» GOAL OF THE EXERCISE
Below are some entries; can you quote all of them exactly?
+===+
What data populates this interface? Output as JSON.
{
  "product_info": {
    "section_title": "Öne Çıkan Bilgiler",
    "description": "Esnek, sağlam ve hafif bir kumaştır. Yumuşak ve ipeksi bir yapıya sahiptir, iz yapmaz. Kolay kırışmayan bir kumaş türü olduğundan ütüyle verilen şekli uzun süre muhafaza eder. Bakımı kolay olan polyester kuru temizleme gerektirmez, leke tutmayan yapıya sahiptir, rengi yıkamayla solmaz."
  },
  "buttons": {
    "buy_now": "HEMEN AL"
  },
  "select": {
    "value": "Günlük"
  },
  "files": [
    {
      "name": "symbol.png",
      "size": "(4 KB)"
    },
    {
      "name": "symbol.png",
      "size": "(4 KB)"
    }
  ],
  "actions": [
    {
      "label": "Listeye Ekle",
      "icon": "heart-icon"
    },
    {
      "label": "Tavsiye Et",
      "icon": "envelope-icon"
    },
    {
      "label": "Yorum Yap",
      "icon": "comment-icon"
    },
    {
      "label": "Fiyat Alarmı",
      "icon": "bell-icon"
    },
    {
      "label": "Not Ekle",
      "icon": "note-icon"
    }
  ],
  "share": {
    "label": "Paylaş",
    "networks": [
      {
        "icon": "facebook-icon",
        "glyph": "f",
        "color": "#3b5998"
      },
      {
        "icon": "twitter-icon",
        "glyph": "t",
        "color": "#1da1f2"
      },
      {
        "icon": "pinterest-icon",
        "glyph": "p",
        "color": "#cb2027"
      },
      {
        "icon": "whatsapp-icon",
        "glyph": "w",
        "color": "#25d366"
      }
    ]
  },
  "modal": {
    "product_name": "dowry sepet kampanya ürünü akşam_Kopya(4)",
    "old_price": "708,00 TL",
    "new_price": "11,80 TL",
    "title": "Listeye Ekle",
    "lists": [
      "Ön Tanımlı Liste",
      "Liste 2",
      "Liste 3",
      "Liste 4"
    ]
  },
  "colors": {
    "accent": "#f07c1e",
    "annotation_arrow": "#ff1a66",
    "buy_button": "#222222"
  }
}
+===+
» ANSWER TO THIS PROBLEM
What data populates this interface? Output as JSON.
{
  "product_info": {
    "section_title": "Öne Çıkan Bilgiler",
    "description": "Esnek, sağlam ve hafif bir kumaştır. Yumuşak ve ipeksi bir yapıya sahiptir, iz yapmaz. Kolay kırışmayan bir kumaş türü olduğundan ütüyle verilen şekli uzun süre muhafaza eder. Bakımı kolay olan polyester kuru temizleme gerektirmez, leke tutmayan yapıya sahiptir, rengi yıkamayla solmaz."
  },
  "buttons": {
    "buy_now": "HEMEN AL"
  },
  "select": {
    "value": "Günlük"
  },
  "files": [
    {
      "name": "symbol.png",
      "size": "(4 KB)"
    },
    {
      "name": "symbol.png",
      "size": "(4 KB)"
    }
  ],
  "actions": [
    {
      "label": "Listeye Ekle",
      "icon": "heart-icon"
    },
    {
      "label": "Tavsiye Et",
      "icon": "envelope-icon"
    },
    {
      "label": "Yorum Yap",
      "icon": "comment-icon"
    },
    {
      "label": "Fiyat Alarmı",
      "icon": "bell-icon"
    },
    {
      "label": "Not Ekle",
      "icon": "note-icon"
    }
  ],
  "share": {
    "label": "Paylaş",
    "networks": [
      {
        "icon": "facebook-icon",
        "glyph": "f",
        "color": "#3b5998"
      },
      {
        "icon": "twitter-icon",
        "glyph": "t",
        "color": "#1da1f2"
      },
      {
        "icon": "pinterest-icon",
        "glyph": "p",
        "color": "#cb2027"
      },
      {
        "icon": "whatsapp-icon",
        "glyph": "w",
        "color": "#25d366"
      }
    ]
  },
  "modal": {
    "product_name": "dowry sepet kampanya ürünü akşam_Kopya(4)",
    "old_price": "708,00 TL",
    "new_price": "11,80 TL",
    "title": "Listeye Ekle",
    "lists": [
      "Ön Tanımlı Liste",
      "Liste 2",
      "Liste 3",
      "Liste 4"
    ]
  },
  "colors": {
    "accent": "#f07c1e",
    "annotation_arrow": "#ff1a66",
    "buy_button": "#222222"
  }
}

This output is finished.